• [DIRECTIONS]: Output all the data exactly. Pictures do not belong in the copy.

• [SOURCE RECORDS]:
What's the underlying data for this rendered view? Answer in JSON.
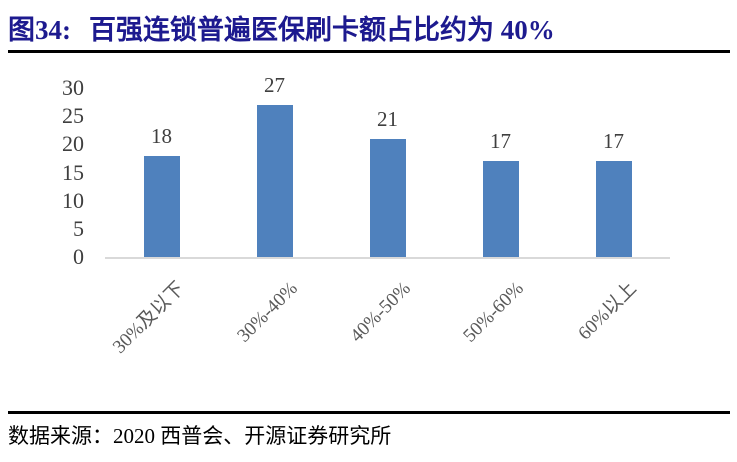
{
  "figure": {
    "label": "图34:",
    "title": "百强连锁普遍医保刷卡额占比约为 40%"
  },
  "source": {
    "text": "数据来源：2020 西普会、开源证券研究所"
  },
  "chart_data": {
    "type": "bar",
    "categories": [
      "30%及以下",
      "30%-40%",
      "40%-50%",
      "50%-60%",
      "60%以上"
    ],
    "values": [
      18,
      27,
      21,
      17,
      17
    ],
    "title": "百强连锁普遍医保刷卡额占比约为 40%",
    "xlabel": "",
    "ylabel": "",
    "ylim": [
      0,
      30
    ],
    "yticks": [
      0,
      5,
      10,
      15,
      20,
      25,
      30
    ],
    "grid": false,
    "legend": "none",
    "bar_color": "#4F81BD",
    "axis_line_color": "#D9D9D9",
    "y_tick_label_color": "#3F3F3F",
    "x_tick_label_color": "#595959",
    "value_label_color": "#3F3F3F"
  },
  "colors": {
    "title_text": "#1D1A8F",
    "rule": "#000000",
    "source_text": "#000000"
  }
}
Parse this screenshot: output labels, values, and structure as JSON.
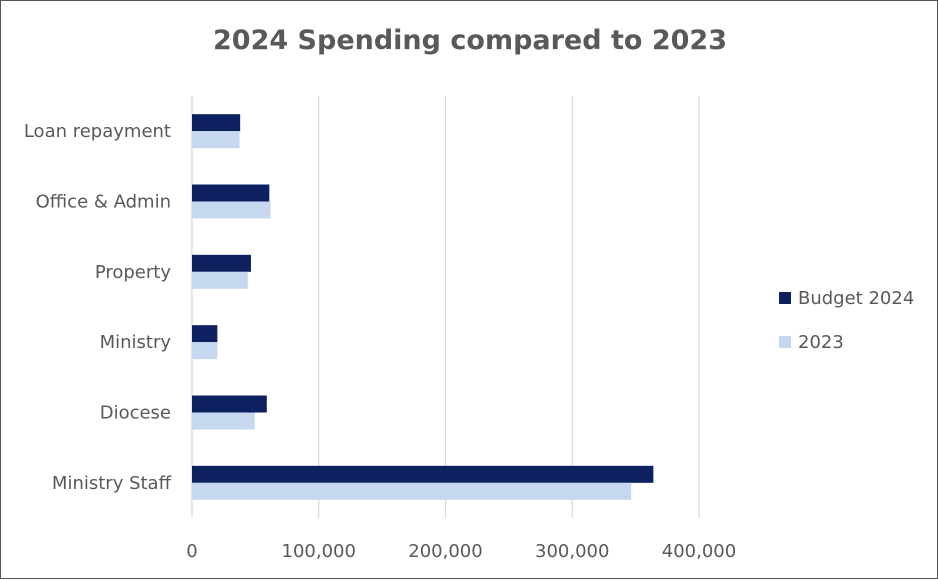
{
  "chart_data": {
    "type": "bar",
    "orientation": "horizontal",
    "title": "2024 Spending compared to 2023",
    "xlabel": "",
    "ylabel": "",
    "categories": [
      "Loan repayment",
      "Office & Admin",
      "Property",
      "Ministry",
      "Diocese",
      "Ministry Staff"
    ],
    "series": [
      {
        "name": "Budget 2024",
        "color": "#0d2160",
        "values": [
          38000,
          61000,
          46500,
          20000,
          59000,
          364000
        ]
      },
      {
        "name": "2023",
        "color": "#c6d8f0",
        "values": [
          37500,
          62000,
          44000,
          20000,
          49500,
          346500
        ]
      }
    ],
    "xlim": [
      0,
      400000
    ],
    "xticks": [
      "0",
      "100,000",
      "200,000",
      "300,000",
      "400,000"
    ],
    "grid": true,
    "legend_position": "right"
  },
  "colors": {
    "gridline": "#d9d9d9",
    "axis_text": "#595959"
  }
}
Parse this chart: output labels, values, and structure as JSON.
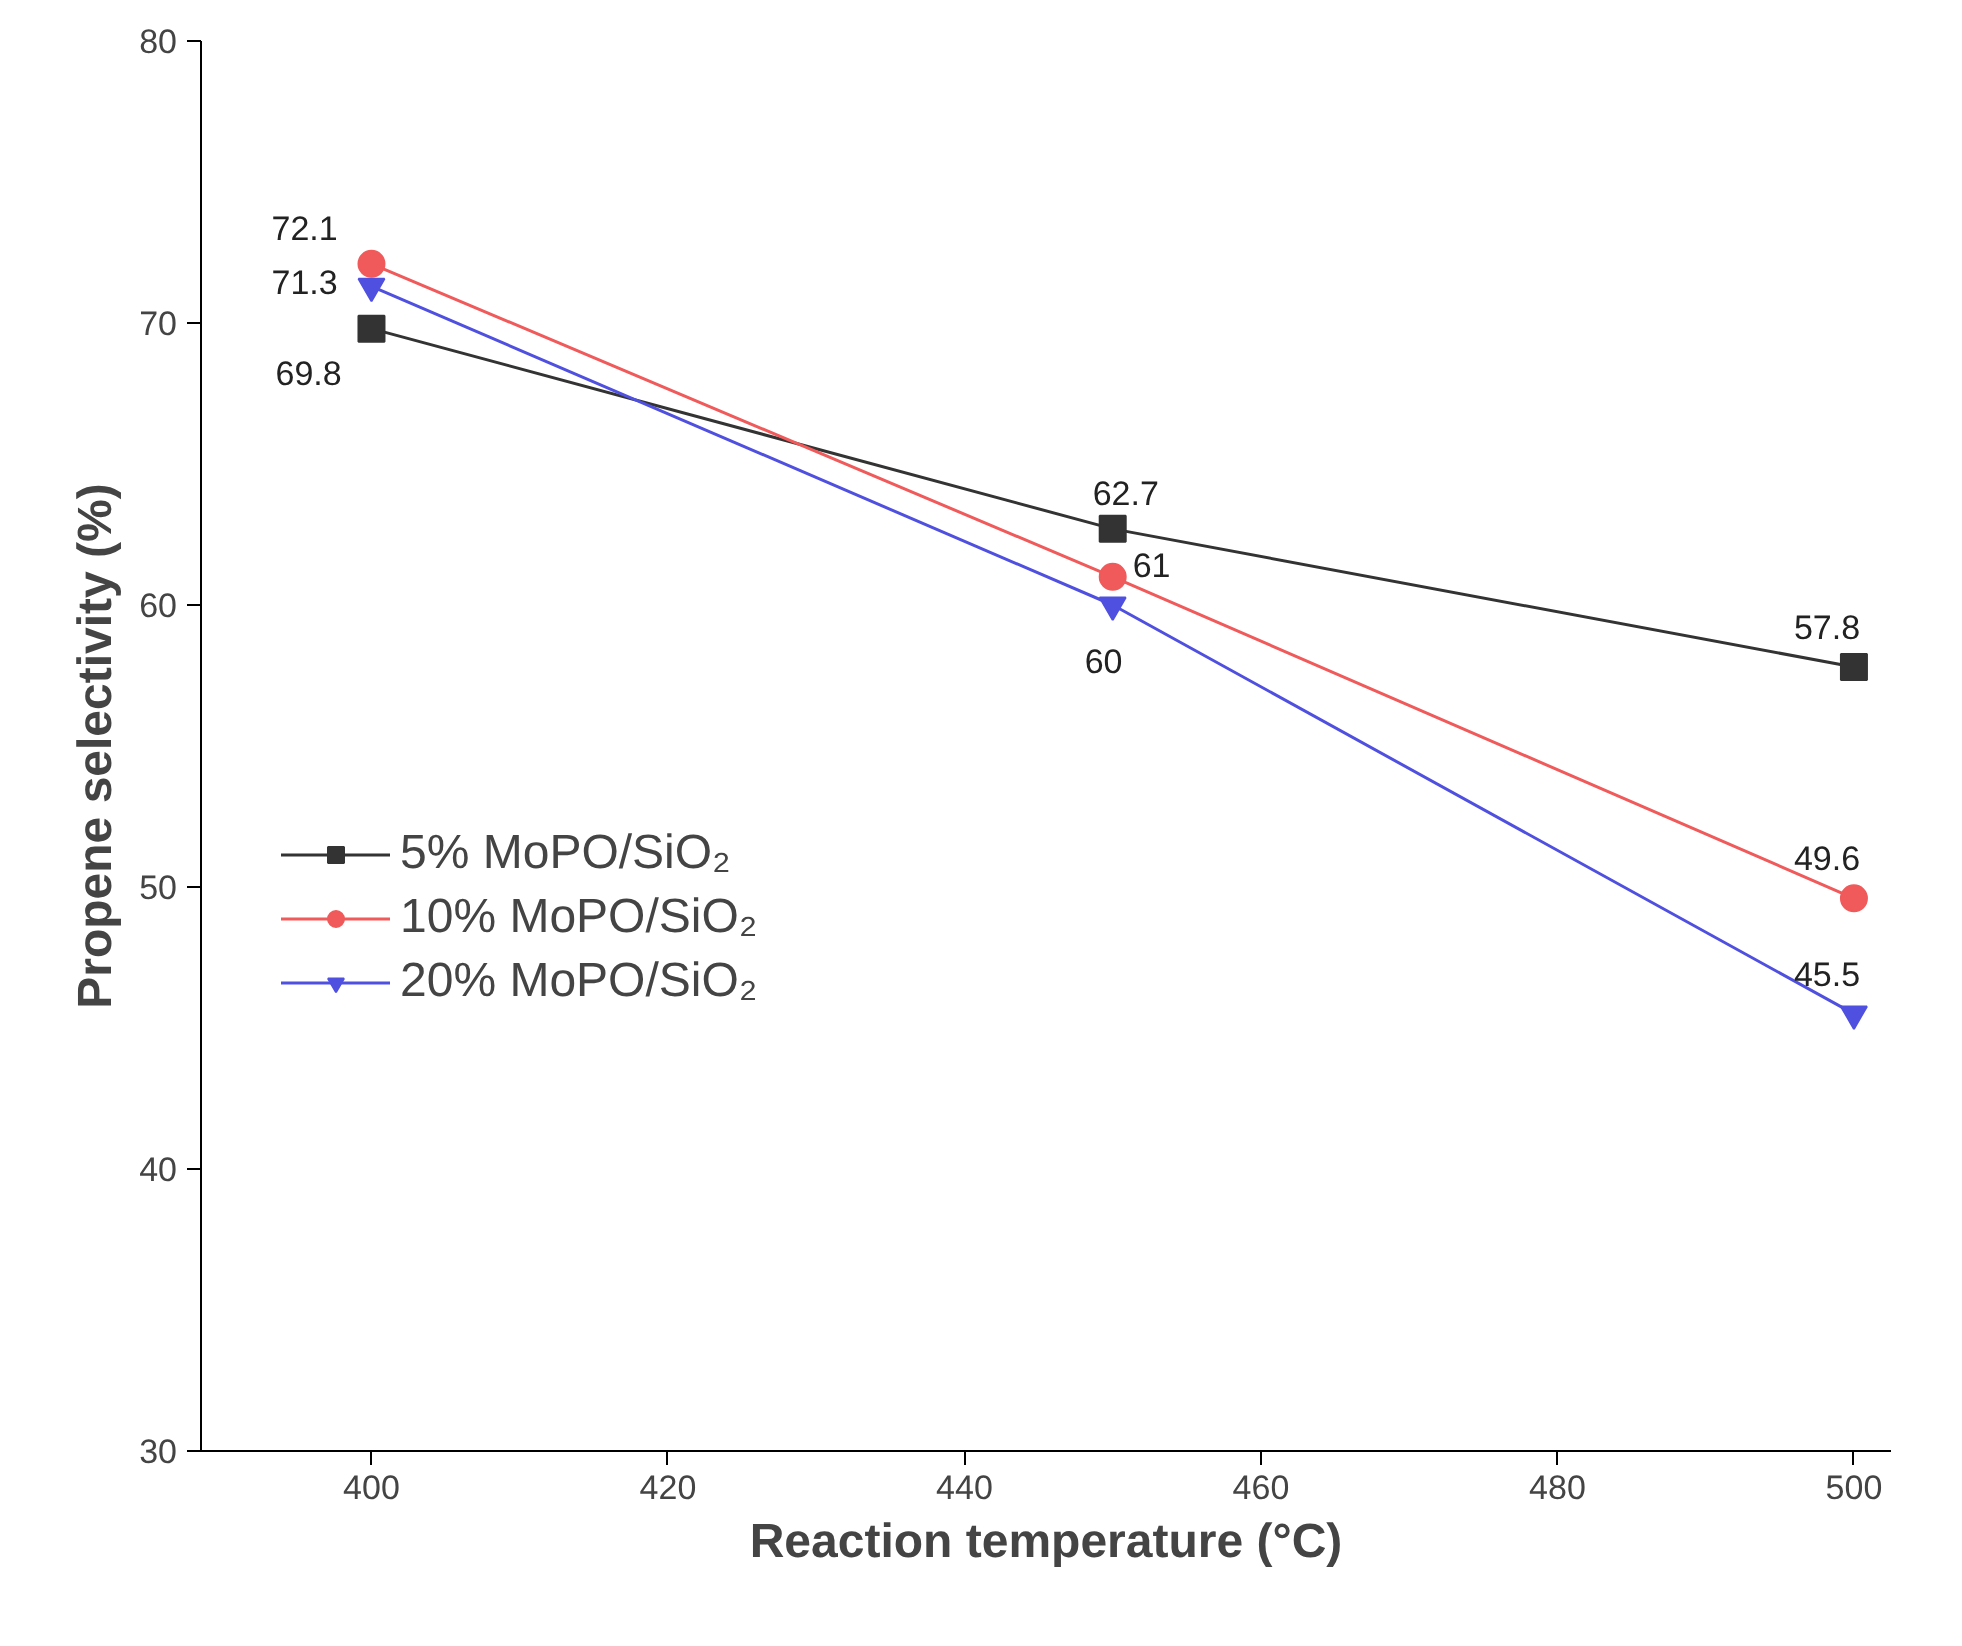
{
  "chart_data": {
    "type": "line",
    "xlabel": "Reaction temperature (°C)",
    "ylabel": "Propene selectivity (%)",
    "x": [
      400,
      450,
      500
    ],
    "series": [
      {
        "name": "5% MoPO/SiO₂",
        "color": "#333333",
        "marker": "square",
        "values": [
          69.8,
          62.7,
          57.8
        ]
      },
      {
        "name": "10% MoPO/SiO₂",
        "color": "#f05a5a",
        "marker": "circle",
        "values": [
          72.1,
          61,
          49.6
        ]
      },
      {
        "name": "20% MoPO/SiO₂",
        "color": "#5050e0",
        "marker": "triangle",
        "values": [
          71.3,
          60,
          45.5
        ]
      }
    ],
    "xlim": [
      388.5,
      502.5
    ],
    "ylim": [
      30,
      80
    ],
    "xticks": [
      400,
      420,
      440,
      460,
      480,
      500
    ],
    "yticks": [
      30,
      40,
      50,
      60,
      70,
      80
    ],
    "data_labels": true,
    "grid": false,
    "legend": "left",
    "line_style": "solid"
  }
}
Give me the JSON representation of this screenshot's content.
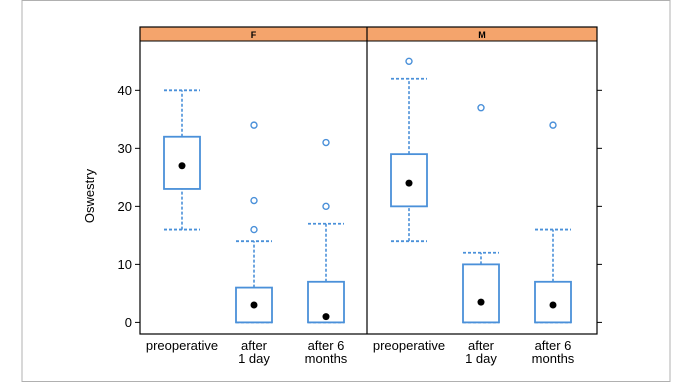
{
  "chart_data": {
    "type": "box",
    "ylabel": "Oswestry",
    "yticks": [
      0,
      10,
      20,
      30,
      40
    ],
    "ylim": [
      -2,
      48.5
    ],
    "categories": [
      "preoperative",
      "after\n1 day",
      "after 6\nmonths"
    ],
    "panels": [
      {
        "label": "F",
        "boxes": [
          {
            "category": "preoperative",
            "whisker_low": 16,
            "q1": 23,
            "median": 27,
            "q3": 32,
            "whisker_high": 40,
            "outliers": []
          },
          {
            "category": "after\n1 day",
            "whisker_low": 0,
            "q1": 0,
            "median": 3,
            "q3": 6,
            "whisker_high": 14,
            "outliers": [
              16,
              21,
              34
            ]
          },
          {
            "category": "after 6\nmonths",
            "whisker_low": 0,
            "q1": 0,
            "median": 1,
            "q3": 7,
            "whisker_high": 17,
            "outliers": [
              20,
              31
            ]
          }
        ]
      },
      {
        "label": "M",
        "boxes": [
          {
            "category": "preoperative",
            "whisker_low": 14,
            "q1": 20,
            "median": 24,
            "q3": 29,
            "whisker_high": 42,
            "outliers": [
              45
            ]
          },
          {
            "category": "after\n1 day",
            "whisker_low": 0,
            "q1": 0,
            "median": 3.5,
            "q3": 10,
            "whisker_high": 12,
            "outliers": [
              37
            ]
          },
          {
            "category": "after 6\nmonths",
            "whisker_low": 0,
            "q1": 0,
            "median": 3,
            "q3": 7,
            "whisker_high": 16,
            "outliers": [
              34
            ]
          }
        ]
      }
    ],
    "colors": {
      "strip": "#f4a46c",
      "box": "#4a90d9",
      "outlier": "#4a90d9",
      "median": "#000000",
      "frame": "#000000",
      "border": "#b0b0b0"
    }
  }
}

• [FINAL RESULT]:
What's the underlying data for this rendered view? Answer in JSON.
{
  "figure": {
    "label": "图34:",
    "title": "百强连锁普遍医保刷卡额占比约为 40%"
  },
  "source": {
    "text": "数据来源：2020 西普会、开源证券研究所"
  },
  "chart_data": {
    "type": "bar",
    "categories": [
      "30%及以下",
      "30%-40%",
      "40%-50%",
      "50%-60%",
      "60%以上"
    ],
    "values": [
      18,
      27,
      21,
      17,
      17
    ],
    "title": "百强连锁普遍医保刷卡额占比约为 40%",
    "xlabel": "",
    "ylabel": "",
    "ylim": [
      0,
      30
    ],
    "yticks": [
      0,
      5,
      10,
      15,
      20,
      25,
      30
    ],
    "grid": false,
    "legend": "none",
    "bar_color": "#4F81BD",
    "axis_line_color": "#D9D9D9",
    "y_tick_label_color": "#3F3F3F",
    "x_tick_label_color": "#595959",
    "value_label_color": "#3F3F3F"
  },
  "colors": {
    "title_text": "#1D1A8F",
    "rule": "#000000",
    "source_text": "#000000"
  }
}
Parse this screenshot: output labels, values, and structure as JSON.
{
  "chart_data": {
    "type": "bar",
    "orientation": "horizontal",
    "title": "2024 Spending compared to 2023",
    "xlabel": "",
    "ylabel": "",
    "categories": [
      "Loan repayment",
      "Office & Admin",
      "Property",
      "Ministry",
      "Diocese",
      "Ministry Staff"
    ],
    "series": [
      {
        "name": "Budget 2024",
        "color": "#0d2160",
        "values": [
          38000,
          61000,
          46500,
          20000,
          59000,
          364000
        ]
      },
      {
        "name": "2023",
        "color": "#c6d8f0",
        "values": [
          37500,
          62000,
          44000,
          20000,
          49500,
          346500
        ]
      }
    ],
    "xlim": [
      0,
      400000
    ],
    "xticks": [
      "0",
      "100,000",
      "200,000",
      "300,000",
      "400,000"
    ],
    "grid": true,
    "legend_position": "right"
  },
  "colors": {
    "gridline": "#d9d9d9",
    "axis_text": "#595959"
  }
}
Parse this chart: output labels, values, and structure as JSON.
{
  "chart_data": {
    "type": "line",
    "xlabel": "Reaction temperature (°C)",
    "ylabel": "Propene selectivity (%)",
    "x": [
      400,
      450,
      500
    ],
    "series": [
      {
        "name": "5% MoPO/SiO₂",
        "color": "#333333",
        "marker": "square",
        "values": [
          69.8,
          62.7,
          57.8
        ]
      },
      {
        "name": "10% MoPO/SiO₂",
        "color": "#f05a5a",
        "marker": "circle",
        "values": [
          72.1,
          61,
          49.6
        ]
      },
      {
        "name": "20% MoPO/SiO₂",
        "color": "#5050e0",
        "marker": "triangle",
        "values": [
          71.3,
          60,
          45.5
        ]
      }
    ],
    "xlim": [
      388.5,
      502.5
    ],
    "ylim": [
      30,
      80
    ],
    "xticks": [
      400,
      420,
      440,
      460,
      480,
      500
    ],
    "yticks": [
      30,
      40,
      50,
      60,
      70,
      80
    ],
    "data_labels": true,
    "grid": false,
    "legend": "left",
    "line_style": "solid"
  }
}
Give me the JSON representation of this screenshot's content.
{
  "chart_data": {
    "type": "box",
    "ylabel": "Oswestry",
    "yticks": [
      0,
      10,
      20,
      30,
      40
    ],
    "ylim": [
      -2,
      48.5
    ],
    "categories": [
      "preoperative",
      "after\n1 day",
      "after 6\nmonths"
    ],
    "panels": [
      {
        "label": "F",
        "boxes": [
          {
            "category": "preoperative",
            "whisker_low": 16,
            "q1": 23,
            "median": 27,
            "q3": 32,
            "whisker_high": 40,
            "outliers": []
          },
          {
            "category": "after\n1 day",
            "whisker_low": 0,
            "q1": 0,
            "median": 3,
            "q3": 6,
            "whisker_high": 14,
            "outliers": [
              16,
              21,
              34
            ]
          },
          {
            "category": "after 6\nmonths",
            "whisker_low": 0,
            "q1": 0,
            "median": 1,
            "q3": 7,
            "whisker_high": 17,
            "outliers": [
              20,
              31
            ]
          }
        ]
      },
      {
        "label": "M",
        "boxes": [
          {
            "category": "preoperative",
            "whisker_low": 14,
            "q1": 20,
            "median": 24,
            "q3": 29,
            "whisker_high": 42,
            "outliers": [
              45
            ]
          },
          {
            "category": "after\n1 day",
            "whisker_low": 0,
            "q1": 0,
            "median": 3.5,
            "q3": 10,
            "whisker_high": 12,
            "outliers": [
              37
            ]
          },
          {
            "category": "after 6\nmonths",
            "whisker_low": 0,
            "q1": 0,
            "median": 3,
            "q3": 7,
            "whisker_high": 16,
            "outliers": [
              34
            ]
          }
        ]
      }
    ],
    "colors": {
      "strip": "#f4a46c",
      "box": "#4a90d9",
      "outlier": "#4a90d9",
      "median": "#000000",
      "frame": "#000000",
      "border": "#b0b0b0"
    }
  }
}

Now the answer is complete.